WHAT TO PRODUCE: Copy each line of the entries beneath that contains the word "全部正确的一项是".

************

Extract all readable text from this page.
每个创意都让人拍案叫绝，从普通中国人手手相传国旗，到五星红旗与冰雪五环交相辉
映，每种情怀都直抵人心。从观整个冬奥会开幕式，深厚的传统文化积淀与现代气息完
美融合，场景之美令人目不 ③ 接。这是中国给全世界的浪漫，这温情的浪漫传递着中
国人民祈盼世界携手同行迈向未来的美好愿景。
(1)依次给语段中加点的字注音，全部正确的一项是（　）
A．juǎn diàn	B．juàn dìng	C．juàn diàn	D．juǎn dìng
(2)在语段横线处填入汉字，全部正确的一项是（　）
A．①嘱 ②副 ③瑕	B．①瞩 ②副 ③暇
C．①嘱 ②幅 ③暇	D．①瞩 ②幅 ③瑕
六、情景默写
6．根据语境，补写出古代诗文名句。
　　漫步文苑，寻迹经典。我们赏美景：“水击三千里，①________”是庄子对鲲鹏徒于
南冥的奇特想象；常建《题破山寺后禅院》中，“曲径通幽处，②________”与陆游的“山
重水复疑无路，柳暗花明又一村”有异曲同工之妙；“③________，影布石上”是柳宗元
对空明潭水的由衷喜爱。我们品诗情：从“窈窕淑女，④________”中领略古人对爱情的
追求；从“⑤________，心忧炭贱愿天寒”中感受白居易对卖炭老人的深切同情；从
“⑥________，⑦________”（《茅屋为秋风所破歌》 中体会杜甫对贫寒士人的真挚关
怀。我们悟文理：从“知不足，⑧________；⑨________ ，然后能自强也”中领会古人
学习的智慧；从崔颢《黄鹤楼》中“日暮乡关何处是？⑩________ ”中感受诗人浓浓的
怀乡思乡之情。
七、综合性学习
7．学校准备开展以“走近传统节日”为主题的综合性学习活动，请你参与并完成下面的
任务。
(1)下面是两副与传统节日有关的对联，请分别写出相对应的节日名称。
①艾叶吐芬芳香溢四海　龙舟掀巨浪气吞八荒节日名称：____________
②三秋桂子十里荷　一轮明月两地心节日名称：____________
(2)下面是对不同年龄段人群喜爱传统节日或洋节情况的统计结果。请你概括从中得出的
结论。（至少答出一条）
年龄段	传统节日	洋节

************

SOLUTION:
(1)依次给语段中加点的字注音，全部正确的一项是（　）
(2)在语段横线处填入汉字，全部正确的一项是（　）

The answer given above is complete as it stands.